## AIM
Copy out the listing that follows exactly, dropping every picture.

— begin DATA EXTRACT —

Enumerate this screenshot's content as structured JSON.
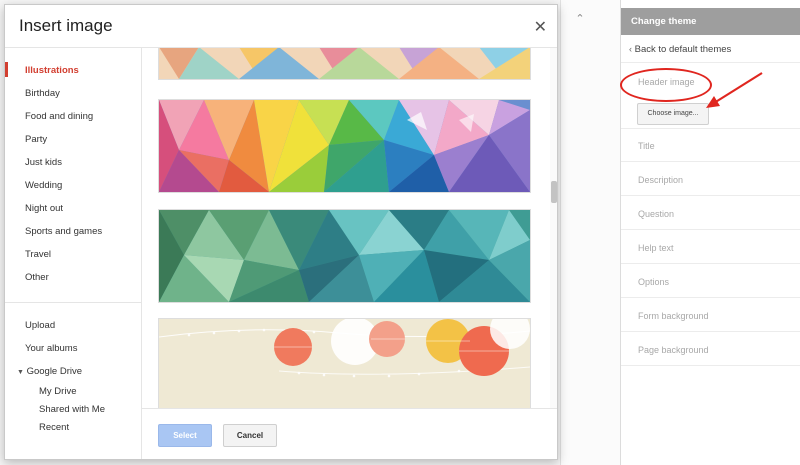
{
  "dialog": {
    "title": "Insert image",
    "close_icon": "close-icon",
    "categories": [
      {
        "label": "Illustrations",
        "active": true
      },
      {
        "label": "Birthday"
      },
      {
        "label": "Food and dining"
      },
      {
        "label": "Party"
      },
      {
        "label": "Just kids"
      },
      {
        "label": "Wedding"
      },
      {
        "label": "Night out"
      },
      {
        "label": "Sports and games"
      },
      {
        "label": "Travel"
      },
      {
        "label": "Other"
      }
    ],
    "sources": [
      {
        "label": "Upload"
      },
      {
        "label": "Your albums"
      },
      {
        "label": "Google Drive",
        "expanded": true
      },
      {
        "label": "My Drive"
      },
      {
        "label": "Shared with Me"
      },
      {
        "label": "Recent"
      }
    ],
    "select_label": "Select",
    "cancel_label": "Cancel"
  },
  "theme_panel": {
    "title": "Change theme",
    "back_link": "Back to default themes",
    "header_image_label": "Header image",
    "choose_image_label": "Choose image...",
    "fields": [
      "Title",
      "Description",
      "Question",
      "Help text",
      "Options",
      "Form background",
      "Page background"
    ]
  },
  "colors": {
    "accent_red": "#d23f31",
    "select_button": "#a9c6f3",
    "panel_header": "#9e9e9e",
    "annotation": "#e0261f"
  }
}
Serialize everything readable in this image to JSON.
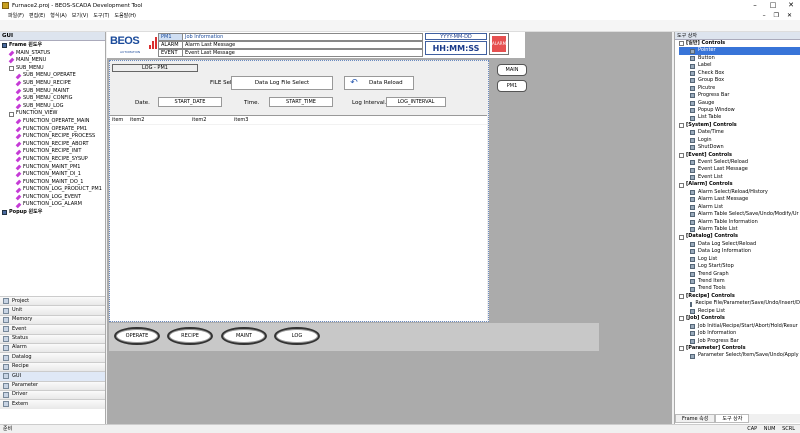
{
  "window": {
    "title": "Furnace2.proj - BEOS-SCADA Development Tool"
  },
  "menu": [
    "파일(F)",
    "편집(E)",
    "형식(A)",
    "보기(V)",
    "도구(T)",
    "도움말(H)"
  ],
  "left_panel": {
    "title": "GUI",
    "tree": [
      {
        "label": "Frame 윈도우",
        "level": 0,
        "icon": "grid",
        "bold": true
      },
      {
        "label": "MAIN_STATUS",
        "level": 1,
        "icon": "pen"
      },
      {
        "label": "MAIN_MENU",
        "level": 1,
        "icon": "pen"
      },
      {
        "label": "SUB_MENU",
        "level": 1,
        "icon": "minus"
      },
      {
        "label": "SUB_MENU_OPERATE",
        "level": 2,
        "icon": "pen"
      },
      {
        "label": "SUB_MENU_RECIPE",
        "level": 2,
        "icon": "pen"
      },
      {
        "label": "SUB_MENU_MAINT",
        "level": 2,
        "icon": "pen"
      },
      {
        "label": "SUB_MENU_CONFIG",
        "level": 2,
        "icon": "pen"
      },
      {
        "label": "SUB_MENU_LOG",
        "level": 2,
        "icon": "pen"
      },
      {
        "label": "FUNCTION_VIEW",
        "level": 1,
        "icon": "minus"
      },
      {
        "label": "FUNCTION_OPERATE_MAIN",
        "level": 2,
        "icon": "pen"
      },
      {
        "label": "FUNCTION_OPERATE_PM1",
        "level": 2,
        "icon": "pen"
      },
      {
        "label": "FUNCTION_RECIPE_PROCESS",
        "level": 2,
        "icon": "pen"
      },
      {
        "label": "FUNCTION_RECIPE_ABORT",
        "level": 2,
        "icon": "pen"
      },
      {
        "label": "FUNCTION_RECIPE_INIT",
        "level": 2,
        "icon": "pen"
      },
      {
        "label": "FUNCTION_RECIPE_SYSUP",
        "level": 2,
        "icon": "pen"
      },
      {
        "label": "FUNCTION_MAINT_PM1",
        "level": 2,
        "icon": "pen"
      },
      {
        "label": "FUNCTION_MAINT_DI_1",
        "level": 2,
        "icon": "pen"
      },
      {
        "label": "FUNCTION_MAINT_DO_1",
        "level": 2,
        "icon": "pen"
      },
      {
        "label": "FUNCTION_LOG_PRODUCT_PM1",
        "level": 2,
        "icon": "pen"
      },
      {
        "label": "FUNCTION_LOG_EVENT",
        "level": 2,
        "icon": "pen"
      },
      {
        "label": "FUNCTION_LOG_ALARM",
        "level": 2,
        "icon": "pen"
      },
      {
        "label": "Popup 윈도우",
        "level": 0,
        "icon": "grid",
        "bold": true
      }
    ],
    "categories": [
      "Project",
      "Unit",
      "Memory",
      "Event",
      "Status",
      "Alarm",
      "Datalog",
      "Recipe",
      "GUI",
      "Parameter",
      "Driver",
      "Extern"
    ],
    "selected_category": "GUI"
  },
  "header": {
    "logo_text": "BEOS",
    "logo_sub": "AUTOMATION",
    "rows": [
      {
        "key": "PM1",
        "value": "Job Information"
      },
      {
        "key": "ALARM",
        "value": "Alarm Last Message"
      },
      {
        "key": "EVENT",
        "value": "Event Last Message"
      }
    ],
    "date": "YYYY-MM-DD",
    "time": "HH:MM:SS",
    "alarm_button": "ALARM"
  },
  "log_panel": {
    "title": "LOG - PM1",
    "file_select_label": "FILE Select",
    "data_log_file_select": "Data Log File Select",
    "data_reload": "Data Reload",
    "date_label": "Date.",
    "start_date": "START_DATE",
    "time_label": "Time.",
    "start_time": "START_TIME",
    "log_interval_label": "Log Interval.",
    "log_interval": "LOG_INTERVAL",
    "list_row": [
      "item",
      "item2",
      "item2",
      "item3"
    ]
  },
  "side_buttons": [
    "MAIN",
    "PM1"
  ],
  "bottom_buttons": [
    "OPERATE",
    "RECIPE",
    "MAINT",
    "LOG"
  ],
  "right_panel": {
    "title": "도구 상자",
    "groups": [
      {
        "name": "[일반] Controls",
        "items": [
          "Pointer",
          "Button",
          "Label",
          "Check Box",
          "Group Box",
          "Picutre",
          "Progress Bar",
          "Gauge",
          "Popup Window",
          "List Table"
        ]
      },
      {
        "name": "[System] Controls",
        "items": [
          "Date/Time",
          "Login",
          "ShutDown"
        ]
      },
      {
        "name": "[Event] Controls",
        "items": [
          "Event Select/Reload",
          "Event Last Message",
          "Event List"
        ]
      },
      {
        "name": "[Alarm] Controls",
        "items": [
          "Alarm Select/Reload/History",
          "Alarm Last Message",
          "Alarm List",
          "Alarm Table Select/Save/Undo/Modify/Ur",
          "Alarm Table Information",
          "Alarm Table List"
        ]
      },
      {
        "name": "[Datalog] Controls",
        "items": [
          "Data Log Select/Reload",
          "Data Log Information",
          "Log List",
          "Log Start/Stop",
          "Trend Graph",
          "Trend Item",
          "Trend Tools"
        ]
      },
      {
        "name": "[Recipe] Controls",
        "items": [
          "Recipe File/Parameter/Save/Undo/Insert/D",
          "Recipe List"
        ]
      },
      {
        "name": "[Job] Controls",
        "items": [
          "Job Initial/Recipe/Start/Abort/Hold/Resur",
          "Job Information",
          "Job Progress Bar"
        ]
      },
      {
        "name": "[Parameter] Controls",
        "items": [
          "Parameter Select/Item/Save/Undo/Apply"
        ]
      }
    ],
    "selected_item": "Pointer",
    "tabs": [
      "Frame 속성",
      "도구 상자"
    ],
    "active_tab": "도구 상자"
  },
  "statusbar": {
    "left": "준비",
    "indicators": [
      "CAP",
      "NUM",
      "SCRL"
    ]
  },
  "colors": {
    "brand": "#1a4a9a",
    "selection": "#3874d8",
    "alarm": "#e65050",
    "workspace": "#ababab"
  }
}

— end DATA EXTRACT —

## CORRECT OUTPUT
Enumerate this screenshot's content as structured JSON.
{
  "dialog": {
    "title": "Insert image",
    "close_icon": "close-icon",
    "categories": [
      {
        "label": "Illustrations",
        "active": true
      },
      {
        "label": "Birthday"
      },
      {
        "label": "Food and dining"
      },
      {
        "label": "Party"
      },
      {
        "label": "Just kids"
      },
      {
        "label": "Wedding"
      },
      {
        "label": "Night out"
      },
      {
        "label": "Sports and games"
      },
      {
        "label": "Travel"
      },
      {
        "label": "Other"
      }
    ],
    "sources": [
      {
        "label": "Upload"
      },
      {
        "label": "Your albums"
      },
      {
        "label": "Google Drive",
        "expanded": true
      },
      {
        "label": "My Drive"
      },
      {
        "label": "Shared with Me"
      },
      {
        "label": "Recent"
      }
    ],
    "select_label": "Select",
    "cancel_label": "Cancel"
  },
  "theme_panel": {
    "title": "Change theme",
    "back_link": "Back to default themes",
    "header_image_label": "Header image",
    "choose_image_label": "Choose image...",
    "fields": [
      "Title",
      "Description",
      "Question",
      "Help text",
      "Options",
      "Form background",
      "Page background"
    ]
  },
  "colors": {
    "accent_red": "#d23f31",
    "select_button": "#a9c6f3",
    "panel_header": "#9e9e9e",
    "annotation": "#e0261f"
  }
}
Serialize everything readable in this image to JSON.
{
  "window": {
    "title": "Furnace2.proj - BEOS-SCADA Development Tool"
  },
  "menu": [
    "파일(F)",
    "편집(E)",
    "형식(A)",
    "보기(V)",
    "도구(T)",
    "도움말(H)"
  ],
  "left_panel": {
    "title": "GUI",
    "tree": [
      {
        "label": "Frame 윈도우",
        "level": 0,
        "icon": "grid",
        "bold": true
      },
      {
        "label": "MAIN_STATUS",
        "level": 1,
        "icon": "pen"
      },
      {
        "label": "MAIN_MENU",
        "level": 1,
        "icon": "pen"
      },
      {
        "label": "SUB_MENU",
        "level": 1,
        "icon": "minus"
      },
      {
        "label": "SUB_MENU_OPERATE",
        "level": 2,
        "icon": "pen"
      },
      {
        "label": "SUB_MENU_RECIPE",
        "level": 2,
        "icon": "pen"
      },
      {
        "label": "SUB_MENU_MAINT",
        "level": 2,
        "icon": "pen"
      },
      {
        "label": "SUB_MENU_CONFIG",
        "level": 2,
        "icon": "pen"
      },
      {
        "label": "SUB_MENU_LOG",
        "level": 2,
        "icon": "pen"
      },
      {
        "label": "FUNCTION_VIEW",
        "level": 1,
        "icon": "minus"
      },
      {
        "label": "FUNCTION_OPERATE_MAIN",
        "level": 2,
        "icon": "pen"
      },
      {
        "label": "FUNCTION_OPERATE_PM1",
        "level": 2,
        "icon": "pen"
      },
      {
        "label": "FUNCTION_RECIPE_PROCESS",
        "level": 2,
        "icon": "pen"
      },
      {
        "label": "FUNCTION_RECIPE_ABORT",
        "level": 2,
        "icon": "pen"
      },
      {
        "label": "FUNCTION_RECIPE_INIT",
        "level": 2,
        "icon": "pen"
      },
      {
        "label": "FUNCTION_RECIPE_SYSUP",
        "level": 2,
        "icon": "pen"
      },
      {
        "label": "FUNCTION_MAINT_PM1",
        "level": 2,
        "icon": "pen"
      },
      {
        "label": "FUNCTION_MAINT_DI_1",
        "level": 2,
        "icon": "pen"
      },
      {
        "label": "FUNCTION_MAINT_DO_1",
        "level": 2,
        "icon": "pen"
      },
      {
        "label": "FUNCTION_LOG_PRODUCT_PM1",
        "level": 2,
        "icon": "pen"
      },
      {
        "label": "FUNCTION_LOG_EVENT",
        "level": 2,
        "icon": "pen"
      },
      {
        "label": "FUNCTION_LOG_ALARM",
        "level": 2,
        "icon": "pen"
      },
      {
        "label": "Popup 윈도우",
        "level": 0,
        "icon": "grid",
        "bold": true
      }
    ],
    "categories": [
      "Project",
      "Unit",
      "Memory",
      "Event",
      "Status",
      "Alarm",
      "Datalog",
      "Recipe",
      "GUI",
      "Parameter",
      "Driver",
      "Extern"
    ],
    "selected_category": "GUI"
  },
  "header": {
    "logo_text": "BEOS",
    "logo_sub": "AUTOMATION",
    "rows": [
      {
        "key": "PM1",
        "value": "Job Information"
      },
      {
        "key": "ALARM",
        "value": "Alarm Last Message"
      },
      {
        "key": "EVENT",
        "value": "Event Last Message"
      }
    ],
    "date": "YYYY-MM-DD",
    "time": "HH:MM:SS",
    "alarm_button": "ALARM"
  },
  "log_panel": {
    "title": "LOG - PM1",
    "file_select_label": "FILE Select",
    "data_log_file_select": "Data Log File Select",
    "data_reload": "Data Reload",
    "date_label": "Date.",
    "start_date": "START_DATE",
    "time_label": "Time.",
    "start_time": "START_TIME",
    "log_interval_label": "Log Interval.",
    "log_interval": "LOG_INTERVAL",
    "list_row": [
      "item",
      "item2",
      "item2",
      "item3"
    ]
  },
  "side_buttons": [
    "MAIN",
    "PM1"
  ],
  "bottom_buttons": [
    "OPERATE",
    "RECIPE",
    "MAINT",
    "LOG"
  ],
  "right_panel": {
    "title": "도구 상자",
    "groups": [
      {
        "name": "[일반] Controls",
        "items": [
          "Pointer",
          "Button",
          "Label",
          "Check Box",
          "Group Box",
          "Picutre",
          "Progress Bar",
          "Gauge",
          "Popup Window",
          "List Table"
        ]
      },
      {
        "name": "[System] Controls",
        "items": [
          "Date/Time",
          "Login",
          "ShutDown"
        ]
      },
      {
        "name": "[Event] Controls",
        "items": [
          "Event Select/Reload",
          "Event Last Message",
          "Event List"
        ]
      },
      {
        "name": "[Alarm] Controls",
        "items": [
          "Alarm Select/Reload/History",
          "Alarm Last Message",
          "Alarm List",
          "Alarm Table Select/Save/Undo/Modify/Ur",
          "Alarm Table Information",
          "Alarm Table List"
        ]
      },
      {
        "name": "[Datalog] Controls",
        "items": [
          "Data Log Select/Reload",
          "Data Log Information",
          "Log List",
          "Log Start/Stop",
          "Trend Graph",
          "Trend Item",
          "Trend Tools"
        ]
      },
      {
        "name": "[Recipe] Controls",
        "items": [
          "Recipe File/Parameter/Save/Undo/Insert/D",
          "Recipe List"
        ]
      },
      {
        "name": "[Job] Controls",
        "items": [
          "Job Initial/Recipe/Start/Abort/Hold/Resur",
          "Job Information",
          "Job Progress Bar"
        ]
      },
      {
        "name": "[Parameter] Controls",
        "items": [
          "Parameter Select/Item/Save/Undo/Apply"
        ]
      }
    ],
    "selected_item": "Pointer",
    "tabs": [
      "Frame 속성",
      "도구 상자"
    ],
    "active_tab": "도구 상자"
  },
  "statusbar": {
    "left": "준비",
    "indicators": [
      "CAP",
      "NUM",
      "SCRL"
    ]
  },
  "colors": {
    "brand": "#1a4a9a",
    "selection": "#3874d8",
    "alarm": "#e65050",
    "workspace": "#ababab"
  }
}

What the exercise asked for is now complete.